*PROBLEM*. Work through the data line by line, gathering every line that has the word "this".

*EXTRACTED MATERIAL*.
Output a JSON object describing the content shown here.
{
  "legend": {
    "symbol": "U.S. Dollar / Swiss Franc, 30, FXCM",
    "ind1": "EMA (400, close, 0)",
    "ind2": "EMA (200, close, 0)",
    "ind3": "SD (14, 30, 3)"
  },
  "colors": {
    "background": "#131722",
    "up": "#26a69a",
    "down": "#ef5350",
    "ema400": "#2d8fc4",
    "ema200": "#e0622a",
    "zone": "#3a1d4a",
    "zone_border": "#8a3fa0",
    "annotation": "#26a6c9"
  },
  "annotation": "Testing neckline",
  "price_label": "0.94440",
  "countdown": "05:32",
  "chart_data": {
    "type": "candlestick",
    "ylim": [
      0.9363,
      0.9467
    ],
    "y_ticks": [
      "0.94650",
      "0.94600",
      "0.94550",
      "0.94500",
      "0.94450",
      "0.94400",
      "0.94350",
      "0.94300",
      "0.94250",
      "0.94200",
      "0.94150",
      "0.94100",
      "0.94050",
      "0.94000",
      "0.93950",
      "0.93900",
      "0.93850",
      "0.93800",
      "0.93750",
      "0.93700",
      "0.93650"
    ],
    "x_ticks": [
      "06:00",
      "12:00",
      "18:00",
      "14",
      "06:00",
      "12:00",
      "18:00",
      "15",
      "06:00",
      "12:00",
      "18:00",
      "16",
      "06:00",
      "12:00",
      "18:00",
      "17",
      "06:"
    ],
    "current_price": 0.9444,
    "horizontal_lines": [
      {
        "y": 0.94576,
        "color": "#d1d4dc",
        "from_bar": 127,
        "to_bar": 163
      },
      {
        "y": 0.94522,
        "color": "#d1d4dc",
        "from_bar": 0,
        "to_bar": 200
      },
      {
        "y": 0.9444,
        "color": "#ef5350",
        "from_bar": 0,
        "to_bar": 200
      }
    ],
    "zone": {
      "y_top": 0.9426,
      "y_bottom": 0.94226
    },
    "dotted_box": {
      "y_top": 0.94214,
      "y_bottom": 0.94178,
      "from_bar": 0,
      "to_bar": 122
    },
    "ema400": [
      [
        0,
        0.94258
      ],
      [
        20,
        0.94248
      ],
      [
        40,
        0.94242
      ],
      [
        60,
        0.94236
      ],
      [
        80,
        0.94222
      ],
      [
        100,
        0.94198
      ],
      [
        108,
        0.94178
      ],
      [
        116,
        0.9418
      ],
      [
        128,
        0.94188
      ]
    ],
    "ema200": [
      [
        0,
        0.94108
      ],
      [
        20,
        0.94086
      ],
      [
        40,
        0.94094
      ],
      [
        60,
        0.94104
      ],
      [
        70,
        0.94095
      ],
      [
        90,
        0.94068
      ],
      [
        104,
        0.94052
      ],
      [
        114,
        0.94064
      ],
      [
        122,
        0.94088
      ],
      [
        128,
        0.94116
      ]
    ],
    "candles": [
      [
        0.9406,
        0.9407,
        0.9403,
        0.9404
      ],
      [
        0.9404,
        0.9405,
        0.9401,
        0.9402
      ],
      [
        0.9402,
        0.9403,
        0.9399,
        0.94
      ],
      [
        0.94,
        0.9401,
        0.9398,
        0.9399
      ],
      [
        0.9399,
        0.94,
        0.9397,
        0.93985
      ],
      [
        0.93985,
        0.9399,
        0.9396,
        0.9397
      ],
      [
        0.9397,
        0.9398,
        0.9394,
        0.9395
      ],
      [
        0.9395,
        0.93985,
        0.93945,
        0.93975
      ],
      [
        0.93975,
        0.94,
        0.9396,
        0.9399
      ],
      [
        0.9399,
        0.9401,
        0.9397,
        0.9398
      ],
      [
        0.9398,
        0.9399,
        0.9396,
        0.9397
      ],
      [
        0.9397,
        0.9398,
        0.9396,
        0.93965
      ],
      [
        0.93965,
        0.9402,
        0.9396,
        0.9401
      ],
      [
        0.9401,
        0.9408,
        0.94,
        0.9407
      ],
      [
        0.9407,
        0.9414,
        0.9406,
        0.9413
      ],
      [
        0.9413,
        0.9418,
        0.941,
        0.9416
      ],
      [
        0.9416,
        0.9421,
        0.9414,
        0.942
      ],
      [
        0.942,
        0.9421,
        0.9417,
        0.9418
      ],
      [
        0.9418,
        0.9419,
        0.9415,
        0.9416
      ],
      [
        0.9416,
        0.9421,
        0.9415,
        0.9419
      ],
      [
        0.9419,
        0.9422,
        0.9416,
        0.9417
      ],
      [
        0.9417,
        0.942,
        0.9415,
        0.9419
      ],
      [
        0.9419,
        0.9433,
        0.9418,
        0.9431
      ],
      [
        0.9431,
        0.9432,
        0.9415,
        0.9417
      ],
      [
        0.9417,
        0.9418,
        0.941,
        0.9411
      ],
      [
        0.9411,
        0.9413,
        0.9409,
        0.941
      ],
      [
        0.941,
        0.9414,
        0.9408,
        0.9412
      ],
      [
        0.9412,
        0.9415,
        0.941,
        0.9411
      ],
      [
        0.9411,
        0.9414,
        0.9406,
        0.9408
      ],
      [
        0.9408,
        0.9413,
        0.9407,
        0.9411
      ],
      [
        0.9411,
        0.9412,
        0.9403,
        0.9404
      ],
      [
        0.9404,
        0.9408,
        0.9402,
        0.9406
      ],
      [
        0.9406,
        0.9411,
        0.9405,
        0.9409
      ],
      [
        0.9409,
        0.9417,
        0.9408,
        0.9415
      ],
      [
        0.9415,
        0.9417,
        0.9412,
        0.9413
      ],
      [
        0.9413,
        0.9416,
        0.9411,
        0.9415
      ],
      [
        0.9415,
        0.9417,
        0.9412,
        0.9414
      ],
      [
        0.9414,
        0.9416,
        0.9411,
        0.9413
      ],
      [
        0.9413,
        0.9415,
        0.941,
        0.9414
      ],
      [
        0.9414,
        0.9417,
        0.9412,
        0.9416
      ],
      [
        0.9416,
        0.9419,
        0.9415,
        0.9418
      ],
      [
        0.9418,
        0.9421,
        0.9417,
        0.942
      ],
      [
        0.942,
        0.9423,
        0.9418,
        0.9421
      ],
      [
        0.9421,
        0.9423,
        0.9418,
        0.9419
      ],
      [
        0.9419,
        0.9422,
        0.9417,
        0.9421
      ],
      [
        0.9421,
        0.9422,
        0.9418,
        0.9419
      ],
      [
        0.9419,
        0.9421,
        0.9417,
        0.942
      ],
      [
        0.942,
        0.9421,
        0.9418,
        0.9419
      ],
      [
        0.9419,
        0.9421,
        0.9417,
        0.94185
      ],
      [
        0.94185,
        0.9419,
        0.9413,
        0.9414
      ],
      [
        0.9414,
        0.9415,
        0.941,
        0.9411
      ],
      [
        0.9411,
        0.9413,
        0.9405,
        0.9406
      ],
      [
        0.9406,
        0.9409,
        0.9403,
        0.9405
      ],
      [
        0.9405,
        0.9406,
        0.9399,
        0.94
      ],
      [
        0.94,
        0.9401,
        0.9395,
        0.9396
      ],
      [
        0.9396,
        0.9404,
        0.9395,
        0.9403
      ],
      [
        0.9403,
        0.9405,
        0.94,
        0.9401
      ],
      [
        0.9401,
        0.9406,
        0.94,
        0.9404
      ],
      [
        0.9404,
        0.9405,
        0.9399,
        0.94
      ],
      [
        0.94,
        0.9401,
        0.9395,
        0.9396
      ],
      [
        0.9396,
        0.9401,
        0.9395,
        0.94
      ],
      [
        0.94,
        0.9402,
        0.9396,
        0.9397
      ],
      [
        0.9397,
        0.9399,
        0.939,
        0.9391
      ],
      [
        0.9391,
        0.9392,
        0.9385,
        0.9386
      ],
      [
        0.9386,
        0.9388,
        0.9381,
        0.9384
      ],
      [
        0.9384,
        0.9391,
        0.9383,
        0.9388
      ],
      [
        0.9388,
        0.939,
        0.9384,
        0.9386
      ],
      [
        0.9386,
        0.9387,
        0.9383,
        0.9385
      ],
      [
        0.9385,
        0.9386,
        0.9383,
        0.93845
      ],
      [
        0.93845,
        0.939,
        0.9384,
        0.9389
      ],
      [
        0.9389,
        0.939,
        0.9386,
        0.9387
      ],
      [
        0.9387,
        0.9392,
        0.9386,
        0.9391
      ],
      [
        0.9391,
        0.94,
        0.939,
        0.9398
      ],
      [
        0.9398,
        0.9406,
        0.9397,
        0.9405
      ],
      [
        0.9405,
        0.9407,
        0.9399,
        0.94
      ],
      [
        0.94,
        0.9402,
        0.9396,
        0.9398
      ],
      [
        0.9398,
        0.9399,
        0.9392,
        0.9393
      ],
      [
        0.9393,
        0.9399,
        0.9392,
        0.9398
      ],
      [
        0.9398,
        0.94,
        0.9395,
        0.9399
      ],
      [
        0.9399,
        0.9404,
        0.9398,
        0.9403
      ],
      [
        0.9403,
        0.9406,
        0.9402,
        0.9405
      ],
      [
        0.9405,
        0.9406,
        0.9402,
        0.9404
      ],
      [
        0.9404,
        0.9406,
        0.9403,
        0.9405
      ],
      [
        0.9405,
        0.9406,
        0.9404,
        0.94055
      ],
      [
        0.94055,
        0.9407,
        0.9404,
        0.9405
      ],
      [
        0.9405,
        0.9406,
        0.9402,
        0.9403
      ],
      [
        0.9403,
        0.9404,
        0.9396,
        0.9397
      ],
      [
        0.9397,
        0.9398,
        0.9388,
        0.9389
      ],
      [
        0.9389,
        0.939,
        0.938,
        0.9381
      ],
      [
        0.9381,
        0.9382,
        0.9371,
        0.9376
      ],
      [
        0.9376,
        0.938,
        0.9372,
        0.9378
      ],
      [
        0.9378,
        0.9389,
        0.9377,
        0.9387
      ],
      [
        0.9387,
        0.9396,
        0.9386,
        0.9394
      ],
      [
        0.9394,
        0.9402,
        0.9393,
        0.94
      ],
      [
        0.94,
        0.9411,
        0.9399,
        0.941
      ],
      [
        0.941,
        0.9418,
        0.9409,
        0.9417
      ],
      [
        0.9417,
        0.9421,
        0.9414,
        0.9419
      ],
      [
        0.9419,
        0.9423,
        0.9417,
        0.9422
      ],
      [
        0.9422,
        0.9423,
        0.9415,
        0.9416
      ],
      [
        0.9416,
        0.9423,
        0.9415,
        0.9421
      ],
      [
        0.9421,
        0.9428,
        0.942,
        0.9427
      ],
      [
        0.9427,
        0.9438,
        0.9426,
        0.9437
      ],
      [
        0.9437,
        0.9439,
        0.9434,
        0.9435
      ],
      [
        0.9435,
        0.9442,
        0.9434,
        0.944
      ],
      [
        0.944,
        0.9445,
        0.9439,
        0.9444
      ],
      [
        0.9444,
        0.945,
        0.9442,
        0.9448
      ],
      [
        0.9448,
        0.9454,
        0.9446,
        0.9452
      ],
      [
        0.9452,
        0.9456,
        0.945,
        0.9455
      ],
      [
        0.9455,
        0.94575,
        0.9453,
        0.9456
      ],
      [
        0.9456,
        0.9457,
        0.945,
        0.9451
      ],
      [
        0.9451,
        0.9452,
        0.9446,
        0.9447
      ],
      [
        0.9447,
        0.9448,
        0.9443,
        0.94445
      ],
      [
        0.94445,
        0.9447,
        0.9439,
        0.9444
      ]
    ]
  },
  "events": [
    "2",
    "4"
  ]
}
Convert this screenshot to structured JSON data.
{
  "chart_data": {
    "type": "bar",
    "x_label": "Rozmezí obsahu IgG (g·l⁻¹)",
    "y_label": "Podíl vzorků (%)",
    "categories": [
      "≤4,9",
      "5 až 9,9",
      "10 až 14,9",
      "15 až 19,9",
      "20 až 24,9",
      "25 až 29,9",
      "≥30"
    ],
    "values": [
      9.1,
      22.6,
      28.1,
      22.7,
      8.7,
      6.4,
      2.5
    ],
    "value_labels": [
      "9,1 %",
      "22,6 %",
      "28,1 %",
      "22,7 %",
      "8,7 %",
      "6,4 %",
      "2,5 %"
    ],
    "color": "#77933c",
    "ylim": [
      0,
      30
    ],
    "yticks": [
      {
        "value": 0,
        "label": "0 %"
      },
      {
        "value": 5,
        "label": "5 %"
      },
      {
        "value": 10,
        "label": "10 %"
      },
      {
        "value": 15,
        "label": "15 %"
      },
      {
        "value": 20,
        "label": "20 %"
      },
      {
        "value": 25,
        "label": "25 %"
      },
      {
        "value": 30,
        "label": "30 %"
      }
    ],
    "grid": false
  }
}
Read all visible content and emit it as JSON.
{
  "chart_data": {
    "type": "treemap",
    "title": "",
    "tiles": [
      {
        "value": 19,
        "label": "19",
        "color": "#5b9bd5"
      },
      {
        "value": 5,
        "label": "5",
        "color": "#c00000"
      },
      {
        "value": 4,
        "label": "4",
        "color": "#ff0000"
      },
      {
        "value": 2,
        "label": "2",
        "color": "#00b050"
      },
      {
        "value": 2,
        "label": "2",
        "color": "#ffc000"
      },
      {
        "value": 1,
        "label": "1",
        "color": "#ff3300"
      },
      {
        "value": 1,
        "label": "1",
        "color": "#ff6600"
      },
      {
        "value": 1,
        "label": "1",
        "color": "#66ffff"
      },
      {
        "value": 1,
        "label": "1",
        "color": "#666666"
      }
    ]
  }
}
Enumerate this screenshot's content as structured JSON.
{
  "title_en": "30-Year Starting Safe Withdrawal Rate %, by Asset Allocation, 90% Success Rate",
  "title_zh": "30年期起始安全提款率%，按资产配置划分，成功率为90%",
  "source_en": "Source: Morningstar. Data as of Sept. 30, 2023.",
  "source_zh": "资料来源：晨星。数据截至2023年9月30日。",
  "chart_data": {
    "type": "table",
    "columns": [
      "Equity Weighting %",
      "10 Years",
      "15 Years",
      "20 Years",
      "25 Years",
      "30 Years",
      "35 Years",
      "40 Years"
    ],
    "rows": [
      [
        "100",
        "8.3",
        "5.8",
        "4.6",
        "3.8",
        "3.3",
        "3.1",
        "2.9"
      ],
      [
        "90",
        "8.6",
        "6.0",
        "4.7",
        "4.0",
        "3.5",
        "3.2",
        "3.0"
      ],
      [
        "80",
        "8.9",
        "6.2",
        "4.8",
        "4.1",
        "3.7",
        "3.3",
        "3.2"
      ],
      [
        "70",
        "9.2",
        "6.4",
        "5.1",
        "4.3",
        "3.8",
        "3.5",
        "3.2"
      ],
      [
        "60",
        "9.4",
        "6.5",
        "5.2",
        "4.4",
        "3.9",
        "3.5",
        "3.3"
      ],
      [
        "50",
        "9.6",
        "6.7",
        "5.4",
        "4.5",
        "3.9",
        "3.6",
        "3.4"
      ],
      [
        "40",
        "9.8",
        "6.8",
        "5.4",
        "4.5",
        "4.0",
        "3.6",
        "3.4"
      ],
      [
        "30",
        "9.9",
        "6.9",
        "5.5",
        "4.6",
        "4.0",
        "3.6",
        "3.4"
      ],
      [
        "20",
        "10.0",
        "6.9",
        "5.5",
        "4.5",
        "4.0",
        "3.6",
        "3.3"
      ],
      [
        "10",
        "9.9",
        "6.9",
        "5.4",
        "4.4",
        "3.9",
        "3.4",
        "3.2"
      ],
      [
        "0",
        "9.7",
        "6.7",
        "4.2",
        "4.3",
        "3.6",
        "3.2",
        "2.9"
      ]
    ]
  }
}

*OUTPUT OF THE EXERCISE*.
Convert this screenshot to structured JSON data.
Enumerate this screenshot's content as structured JSON.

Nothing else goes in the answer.